:: Task goal ::
Return all lines where the word "Vice" can be found.

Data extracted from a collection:
## start

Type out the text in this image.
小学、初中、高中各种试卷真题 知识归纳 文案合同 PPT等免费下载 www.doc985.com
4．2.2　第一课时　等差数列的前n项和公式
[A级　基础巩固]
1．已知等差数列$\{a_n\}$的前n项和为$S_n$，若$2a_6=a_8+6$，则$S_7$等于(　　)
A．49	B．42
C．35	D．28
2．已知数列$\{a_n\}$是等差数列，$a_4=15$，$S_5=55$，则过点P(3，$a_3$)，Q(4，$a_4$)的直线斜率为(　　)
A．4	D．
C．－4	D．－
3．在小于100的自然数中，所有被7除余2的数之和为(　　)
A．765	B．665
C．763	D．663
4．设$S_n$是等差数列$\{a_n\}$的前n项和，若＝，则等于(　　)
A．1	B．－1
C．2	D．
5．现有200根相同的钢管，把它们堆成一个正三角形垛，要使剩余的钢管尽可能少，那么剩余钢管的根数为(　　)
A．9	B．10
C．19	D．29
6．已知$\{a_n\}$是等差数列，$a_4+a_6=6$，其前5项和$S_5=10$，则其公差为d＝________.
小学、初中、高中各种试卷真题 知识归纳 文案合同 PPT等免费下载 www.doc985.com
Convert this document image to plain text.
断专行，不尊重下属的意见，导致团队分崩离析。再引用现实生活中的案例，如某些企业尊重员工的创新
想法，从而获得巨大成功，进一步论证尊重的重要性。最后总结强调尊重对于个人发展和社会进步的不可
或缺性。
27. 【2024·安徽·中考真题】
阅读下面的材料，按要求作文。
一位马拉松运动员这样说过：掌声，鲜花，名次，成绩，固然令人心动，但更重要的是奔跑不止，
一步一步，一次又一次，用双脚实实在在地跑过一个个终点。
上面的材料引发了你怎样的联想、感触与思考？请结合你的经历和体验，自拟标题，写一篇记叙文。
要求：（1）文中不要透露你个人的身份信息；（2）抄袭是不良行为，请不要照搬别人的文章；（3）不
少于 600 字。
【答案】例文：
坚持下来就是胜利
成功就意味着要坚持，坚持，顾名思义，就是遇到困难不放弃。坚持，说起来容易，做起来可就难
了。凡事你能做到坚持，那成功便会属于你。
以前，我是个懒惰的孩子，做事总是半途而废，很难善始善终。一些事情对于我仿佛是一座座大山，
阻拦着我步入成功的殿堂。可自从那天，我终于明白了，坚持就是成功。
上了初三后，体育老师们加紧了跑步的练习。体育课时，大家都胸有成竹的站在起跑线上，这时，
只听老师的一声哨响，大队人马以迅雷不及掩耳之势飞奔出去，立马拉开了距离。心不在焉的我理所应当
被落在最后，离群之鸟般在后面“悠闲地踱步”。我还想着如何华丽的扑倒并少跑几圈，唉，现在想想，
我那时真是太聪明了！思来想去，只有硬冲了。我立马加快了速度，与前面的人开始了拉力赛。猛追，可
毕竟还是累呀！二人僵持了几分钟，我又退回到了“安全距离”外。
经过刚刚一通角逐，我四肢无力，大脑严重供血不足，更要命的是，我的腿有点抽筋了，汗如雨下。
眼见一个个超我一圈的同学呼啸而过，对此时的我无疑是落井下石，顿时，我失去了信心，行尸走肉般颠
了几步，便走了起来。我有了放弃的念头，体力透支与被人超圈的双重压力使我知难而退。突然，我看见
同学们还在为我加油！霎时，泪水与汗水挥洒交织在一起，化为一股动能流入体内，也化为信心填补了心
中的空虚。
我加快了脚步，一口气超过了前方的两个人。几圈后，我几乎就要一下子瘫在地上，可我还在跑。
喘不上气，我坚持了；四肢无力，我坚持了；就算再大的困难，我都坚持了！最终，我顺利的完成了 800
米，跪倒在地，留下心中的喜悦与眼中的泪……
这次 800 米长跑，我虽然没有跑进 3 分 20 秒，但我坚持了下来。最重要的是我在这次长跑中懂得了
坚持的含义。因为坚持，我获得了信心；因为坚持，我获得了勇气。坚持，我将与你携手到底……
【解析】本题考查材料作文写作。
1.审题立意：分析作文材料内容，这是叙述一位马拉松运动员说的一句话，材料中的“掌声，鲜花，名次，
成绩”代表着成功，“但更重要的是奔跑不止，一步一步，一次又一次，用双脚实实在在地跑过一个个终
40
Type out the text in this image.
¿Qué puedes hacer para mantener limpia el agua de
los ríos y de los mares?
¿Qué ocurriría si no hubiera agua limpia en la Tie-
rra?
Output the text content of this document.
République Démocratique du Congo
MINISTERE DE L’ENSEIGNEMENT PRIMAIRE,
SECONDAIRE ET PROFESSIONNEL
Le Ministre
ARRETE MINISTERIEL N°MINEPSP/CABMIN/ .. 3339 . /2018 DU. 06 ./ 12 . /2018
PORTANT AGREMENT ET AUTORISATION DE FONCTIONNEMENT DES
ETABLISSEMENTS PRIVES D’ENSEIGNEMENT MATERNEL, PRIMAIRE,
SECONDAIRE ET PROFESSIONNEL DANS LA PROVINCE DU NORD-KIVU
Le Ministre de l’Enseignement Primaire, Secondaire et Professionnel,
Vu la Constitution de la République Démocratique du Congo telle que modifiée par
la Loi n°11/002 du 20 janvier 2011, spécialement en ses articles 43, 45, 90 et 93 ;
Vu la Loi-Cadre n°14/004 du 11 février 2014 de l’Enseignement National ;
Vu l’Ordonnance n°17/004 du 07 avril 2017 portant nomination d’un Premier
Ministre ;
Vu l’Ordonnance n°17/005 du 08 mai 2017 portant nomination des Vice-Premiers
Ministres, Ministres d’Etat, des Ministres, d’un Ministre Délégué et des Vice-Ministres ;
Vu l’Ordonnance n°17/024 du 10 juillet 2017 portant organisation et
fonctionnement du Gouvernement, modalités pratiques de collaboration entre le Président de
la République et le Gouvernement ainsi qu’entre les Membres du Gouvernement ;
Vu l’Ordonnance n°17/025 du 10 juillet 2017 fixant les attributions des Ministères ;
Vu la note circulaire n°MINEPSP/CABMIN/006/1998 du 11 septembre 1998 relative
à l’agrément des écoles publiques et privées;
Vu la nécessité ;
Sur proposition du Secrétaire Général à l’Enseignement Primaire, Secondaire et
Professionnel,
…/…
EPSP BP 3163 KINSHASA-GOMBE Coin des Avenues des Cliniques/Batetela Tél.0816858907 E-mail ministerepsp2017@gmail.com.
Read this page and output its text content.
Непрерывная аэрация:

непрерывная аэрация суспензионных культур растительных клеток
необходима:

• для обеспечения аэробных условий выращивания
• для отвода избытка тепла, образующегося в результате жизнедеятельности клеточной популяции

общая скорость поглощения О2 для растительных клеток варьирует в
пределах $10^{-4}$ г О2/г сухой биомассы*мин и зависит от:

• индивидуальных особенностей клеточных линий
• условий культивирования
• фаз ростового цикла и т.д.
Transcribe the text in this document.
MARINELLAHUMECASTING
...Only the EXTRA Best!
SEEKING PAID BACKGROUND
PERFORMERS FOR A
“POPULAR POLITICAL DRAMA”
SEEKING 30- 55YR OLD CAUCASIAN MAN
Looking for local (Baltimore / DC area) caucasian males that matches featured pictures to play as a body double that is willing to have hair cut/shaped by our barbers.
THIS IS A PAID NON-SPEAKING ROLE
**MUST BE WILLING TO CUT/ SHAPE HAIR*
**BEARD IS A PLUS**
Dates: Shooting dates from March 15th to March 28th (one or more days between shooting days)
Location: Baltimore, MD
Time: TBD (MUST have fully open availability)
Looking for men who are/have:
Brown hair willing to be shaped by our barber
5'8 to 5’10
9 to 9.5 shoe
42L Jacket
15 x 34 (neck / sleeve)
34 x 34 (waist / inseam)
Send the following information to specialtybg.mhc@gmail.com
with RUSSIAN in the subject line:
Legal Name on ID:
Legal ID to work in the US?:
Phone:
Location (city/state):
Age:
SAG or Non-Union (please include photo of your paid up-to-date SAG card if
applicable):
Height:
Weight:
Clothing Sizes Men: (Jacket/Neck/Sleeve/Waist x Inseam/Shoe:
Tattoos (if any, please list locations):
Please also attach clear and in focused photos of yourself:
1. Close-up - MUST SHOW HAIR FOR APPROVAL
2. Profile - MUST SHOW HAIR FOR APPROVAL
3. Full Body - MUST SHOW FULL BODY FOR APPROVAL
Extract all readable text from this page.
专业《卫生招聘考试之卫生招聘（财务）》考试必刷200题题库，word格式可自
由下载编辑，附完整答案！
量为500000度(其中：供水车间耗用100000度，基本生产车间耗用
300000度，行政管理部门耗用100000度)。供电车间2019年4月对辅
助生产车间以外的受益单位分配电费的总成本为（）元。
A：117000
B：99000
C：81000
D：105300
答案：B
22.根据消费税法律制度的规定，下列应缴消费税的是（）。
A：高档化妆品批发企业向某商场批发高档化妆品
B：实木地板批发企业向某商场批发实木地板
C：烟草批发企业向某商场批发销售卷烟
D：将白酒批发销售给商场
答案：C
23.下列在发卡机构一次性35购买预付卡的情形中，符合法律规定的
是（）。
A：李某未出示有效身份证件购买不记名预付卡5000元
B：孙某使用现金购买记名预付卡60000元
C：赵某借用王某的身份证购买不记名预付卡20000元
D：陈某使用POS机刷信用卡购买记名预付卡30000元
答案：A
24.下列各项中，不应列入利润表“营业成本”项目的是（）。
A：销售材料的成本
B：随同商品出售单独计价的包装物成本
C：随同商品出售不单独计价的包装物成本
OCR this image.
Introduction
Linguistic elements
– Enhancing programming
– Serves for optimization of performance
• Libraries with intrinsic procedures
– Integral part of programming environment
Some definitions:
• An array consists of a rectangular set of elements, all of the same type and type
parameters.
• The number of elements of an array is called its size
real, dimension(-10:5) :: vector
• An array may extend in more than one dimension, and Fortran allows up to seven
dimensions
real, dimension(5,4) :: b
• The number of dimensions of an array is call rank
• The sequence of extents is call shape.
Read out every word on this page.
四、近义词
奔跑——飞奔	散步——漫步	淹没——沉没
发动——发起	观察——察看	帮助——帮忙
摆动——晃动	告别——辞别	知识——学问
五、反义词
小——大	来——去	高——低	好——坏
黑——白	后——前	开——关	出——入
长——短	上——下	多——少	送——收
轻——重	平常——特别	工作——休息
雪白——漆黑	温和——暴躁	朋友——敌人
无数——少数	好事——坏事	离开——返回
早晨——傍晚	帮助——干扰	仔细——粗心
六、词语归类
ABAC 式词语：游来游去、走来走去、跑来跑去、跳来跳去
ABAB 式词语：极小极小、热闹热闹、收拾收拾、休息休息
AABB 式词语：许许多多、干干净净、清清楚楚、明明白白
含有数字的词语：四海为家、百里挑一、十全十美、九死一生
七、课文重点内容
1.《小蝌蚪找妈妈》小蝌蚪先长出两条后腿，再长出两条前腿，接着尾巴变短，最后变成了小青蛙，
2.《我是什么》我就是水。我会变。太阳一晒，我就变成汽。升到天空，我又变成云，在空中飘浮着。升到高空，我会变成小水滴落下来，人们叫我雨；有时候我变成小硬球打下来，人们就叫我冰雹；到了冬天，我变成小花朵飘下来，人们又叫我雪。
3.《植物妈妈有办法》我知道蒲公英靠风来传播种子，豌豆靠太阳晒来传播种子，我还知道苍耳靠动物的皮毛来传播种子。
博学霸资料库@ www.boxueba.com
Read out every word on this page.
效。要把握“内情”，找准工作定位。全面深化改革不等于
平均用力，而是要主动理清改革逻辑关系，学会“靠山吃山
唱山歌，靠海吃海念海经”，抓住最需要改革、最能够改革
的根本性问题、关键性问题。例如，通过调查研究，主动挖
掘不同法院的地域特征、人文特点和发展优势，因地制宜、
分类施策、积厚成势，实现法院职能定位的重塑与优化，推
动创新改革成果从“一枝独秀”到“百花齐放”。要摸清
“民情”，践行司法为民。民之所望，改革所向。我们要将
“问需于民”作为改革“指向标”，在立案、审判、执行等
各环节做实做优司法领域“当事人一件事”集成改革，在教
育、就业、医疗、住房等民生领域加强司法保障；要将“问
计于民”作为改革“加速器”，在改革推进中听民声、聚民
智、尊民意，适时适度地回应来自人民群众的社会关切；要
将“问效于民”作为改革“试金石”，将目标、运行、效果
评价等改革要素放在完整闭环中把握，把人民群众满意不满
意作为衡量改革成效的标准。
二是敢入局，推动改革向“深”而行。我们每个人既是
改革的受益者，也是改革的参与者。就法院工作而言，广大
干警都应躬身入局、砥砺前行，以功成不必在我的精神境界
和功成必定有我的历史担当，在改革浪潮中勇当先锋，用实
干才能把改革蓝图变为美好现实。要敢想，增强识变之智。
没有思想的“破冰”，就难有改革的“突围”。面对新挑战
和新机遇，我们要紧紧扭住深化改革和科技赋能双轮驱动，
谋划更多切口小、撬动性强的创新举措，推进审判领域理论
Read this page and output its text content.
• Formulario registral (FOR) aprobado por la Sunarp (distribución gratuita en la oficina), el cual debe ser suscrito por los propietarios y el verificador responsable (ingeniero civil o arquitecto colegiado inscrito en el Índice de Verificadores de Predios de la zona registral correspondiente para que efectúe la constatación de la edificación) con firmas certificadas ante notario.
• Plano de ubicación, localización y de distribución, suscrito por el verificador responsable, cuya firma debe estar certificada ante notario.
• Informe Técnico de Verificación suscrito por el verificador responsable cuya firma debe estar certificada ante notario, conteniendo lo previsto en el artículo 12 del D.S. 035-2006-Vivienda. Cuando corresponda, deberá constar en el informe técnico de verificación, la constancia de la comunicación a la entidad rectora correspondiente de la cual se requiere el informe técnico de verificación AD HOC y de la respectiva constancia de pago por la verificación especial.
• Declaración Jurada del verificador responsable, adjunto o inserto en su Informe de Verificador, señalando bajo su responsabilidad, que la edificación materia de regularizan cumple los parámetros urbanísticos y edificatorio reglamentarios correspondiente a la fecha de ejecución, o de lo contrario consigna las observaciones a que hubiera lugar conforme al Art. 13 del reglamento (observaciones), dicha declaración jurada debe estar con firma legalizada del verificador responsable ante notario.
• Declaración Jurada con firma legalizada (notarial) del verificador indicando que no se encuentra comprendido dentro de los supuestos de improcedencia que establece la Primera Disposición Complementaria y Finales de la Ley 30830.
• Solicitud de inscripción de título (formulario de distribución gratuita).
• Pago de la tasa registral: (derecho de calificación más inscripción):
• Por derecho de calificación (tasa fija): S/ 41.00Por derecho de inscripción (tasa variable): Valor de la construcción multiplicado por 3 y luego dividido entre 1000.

## end

:: Response to this exercise ::
Vu l’Ordonnance n°17/005 du 08 mai 2017 portant nomination des Vice-Premiers
Ministres, Ministres d’Etat, des Ministres, d’un Ministre Délégué et des Vice-Ministres ;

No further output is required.